> **Aim**
Scan the data. Collect each line that contains the word "asta".

> **Extracted records**
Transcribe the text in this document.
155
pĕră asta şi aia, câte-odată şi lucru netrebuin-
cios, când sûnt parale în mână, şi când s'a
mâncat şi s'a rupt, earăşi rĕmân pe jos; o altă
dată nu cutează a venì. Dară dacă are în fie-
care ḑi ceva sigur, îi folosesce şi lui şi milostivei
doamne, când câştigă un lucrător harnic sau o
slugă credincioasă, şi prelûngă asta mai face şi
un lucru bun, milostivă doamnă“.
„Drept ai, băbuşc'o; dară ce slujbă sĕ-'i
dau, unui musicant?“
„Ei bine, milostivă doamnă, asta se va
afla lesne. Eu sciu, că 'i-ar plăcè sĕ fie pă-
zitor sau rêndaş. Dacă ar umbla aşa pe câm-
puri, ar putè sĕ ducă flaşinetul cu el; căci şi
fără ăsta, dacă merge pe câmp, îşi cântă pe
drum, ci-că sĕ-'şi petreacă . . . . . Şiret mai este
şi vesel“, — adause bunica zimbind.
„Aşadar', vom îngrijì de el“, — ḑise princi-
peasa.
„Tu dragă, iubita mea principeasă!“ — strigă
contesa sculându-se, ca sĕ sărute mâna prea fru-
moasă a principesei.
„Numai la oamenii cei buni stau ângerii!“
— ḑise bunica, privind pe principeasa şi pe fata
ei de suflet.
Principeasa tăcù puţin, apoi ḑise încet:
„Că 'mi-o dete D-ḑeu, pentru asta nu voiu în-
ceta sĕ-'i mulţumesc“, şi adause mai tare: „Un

> **Result**
pĕră asta şi aia, câte-odată şi lucru netrebuin-
slugă credincioasă, şi prelûngă asta mai face şi
„Ei bine, milostivă doamnă, asta se va
„Că 'mi-o dete D-ḑeu, pentru asta nu voiu în-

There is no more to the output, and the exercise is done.